## Instruction
Pictures aside, write out every record exactly as it appears.

## Listed records
>>>
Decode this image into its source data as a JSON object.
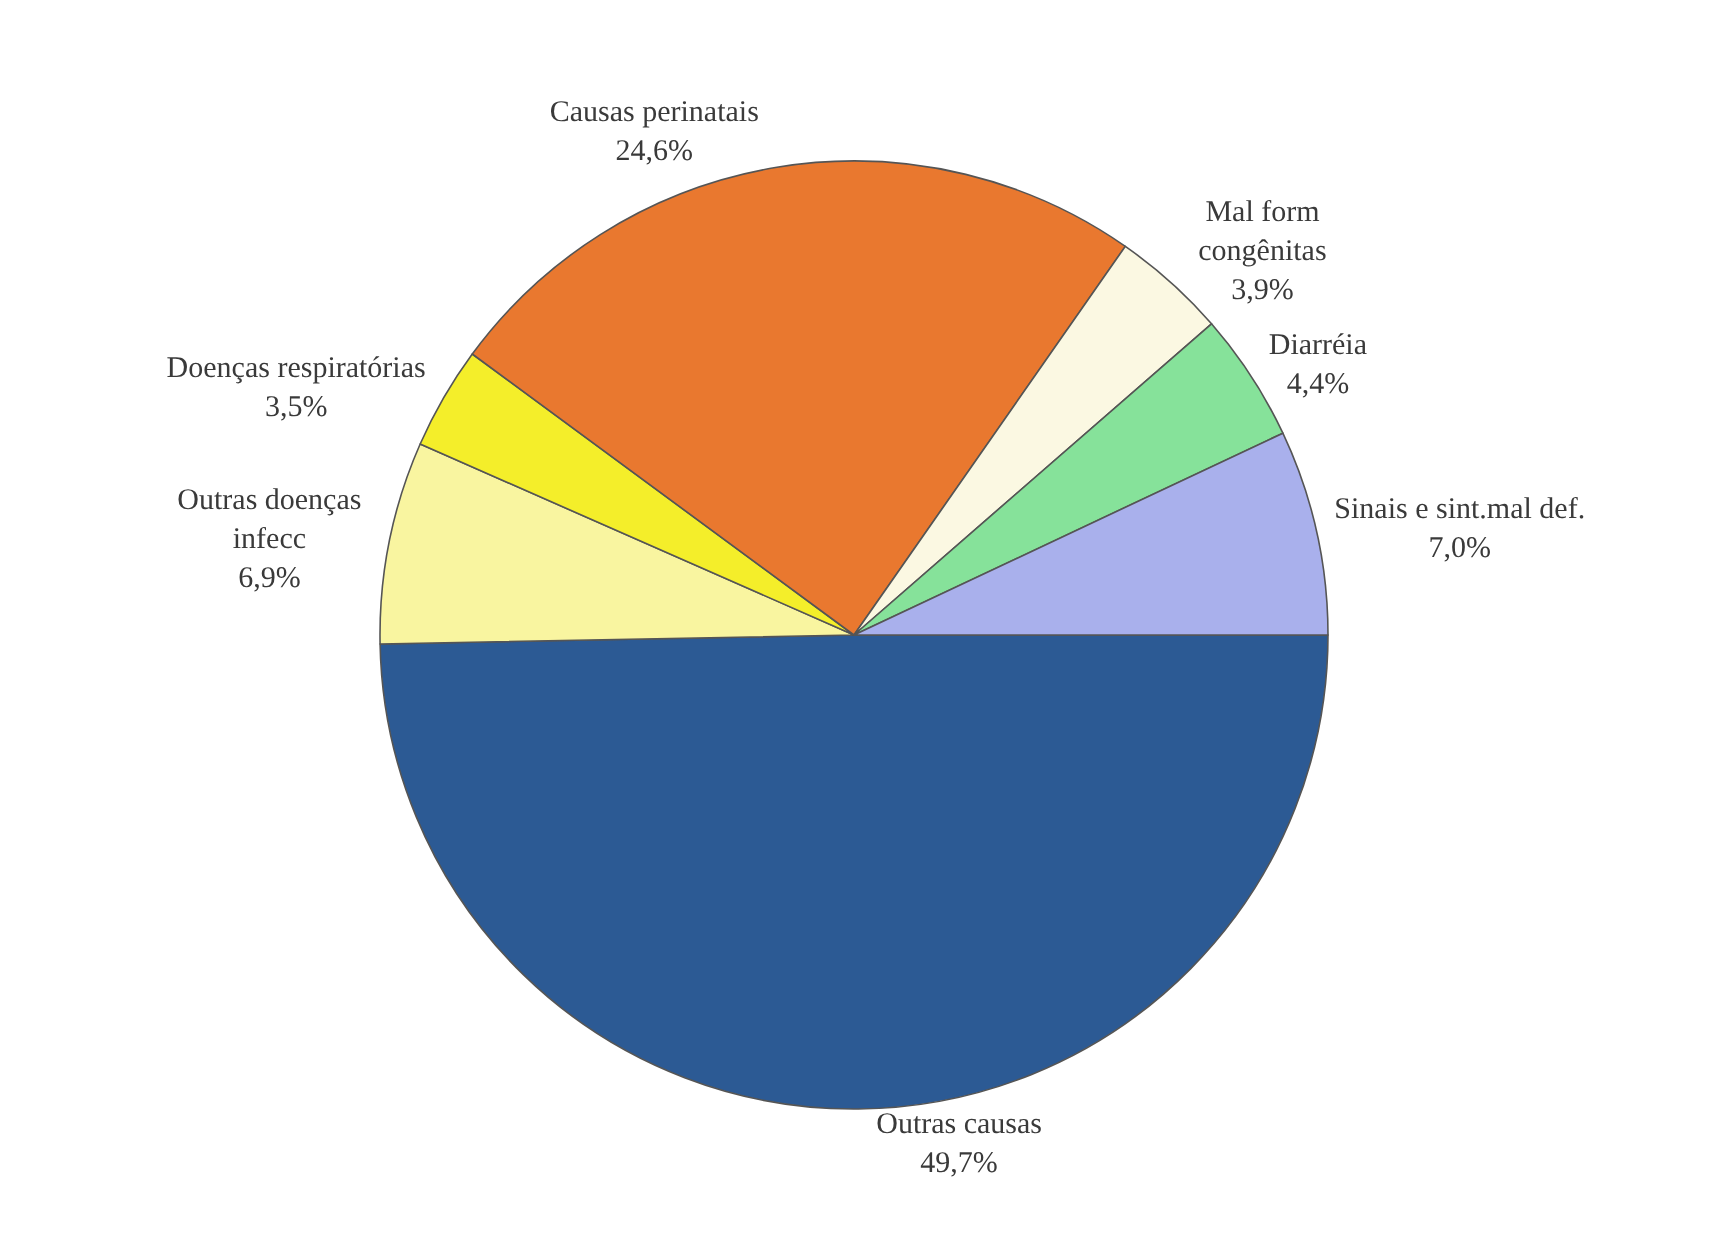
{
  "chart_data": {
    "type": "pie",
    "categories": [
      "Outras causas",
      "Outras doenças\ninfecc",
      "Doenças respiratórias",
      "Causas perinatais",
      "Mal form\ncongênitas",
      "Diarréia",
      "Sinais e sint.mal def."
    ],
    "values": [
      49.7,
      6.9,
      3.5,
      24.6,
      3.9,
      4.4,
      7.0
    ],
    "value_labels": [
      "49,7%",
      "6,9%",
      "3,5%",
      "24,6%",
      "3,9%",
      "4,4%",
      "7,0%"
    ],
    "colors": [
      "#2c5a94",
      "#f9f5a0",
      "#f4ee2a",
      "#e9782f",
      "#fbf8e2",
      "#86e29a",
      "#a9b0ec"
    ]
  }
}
<<<
## Solution
Decode this image into its source data as a JSON object.
{
  "chart_data": {
    "type": "pie",
    "categories": [
      "Outras causas",
      "Outras doenças\ninfecc",
      "Doenças respiratórias",
      "Causas perinatais",
      "Mal form\ncongênitas",
      "Diarréia",
      "Sinais e sint.mal def."
    ],
    "values": [
      49.7,
      6.9,
      3.5,
      24.6,
      3.9,
      4.4,
      7.0
    ],
    "value_labels": [
      "49,7%",
      "6,9%",
      "3,5%",
      "24,6%",
      "3,9%",
      "4,4%",
      "7,0%"
    ],
    "colors": [
      "#2c5a94",
      "#f9f5a0",
      "#f4ee2a",
      "#e9782f",
      "#fbf8e2",
      "#86e29a",
      "#a9b0ec"
    ]
  }
}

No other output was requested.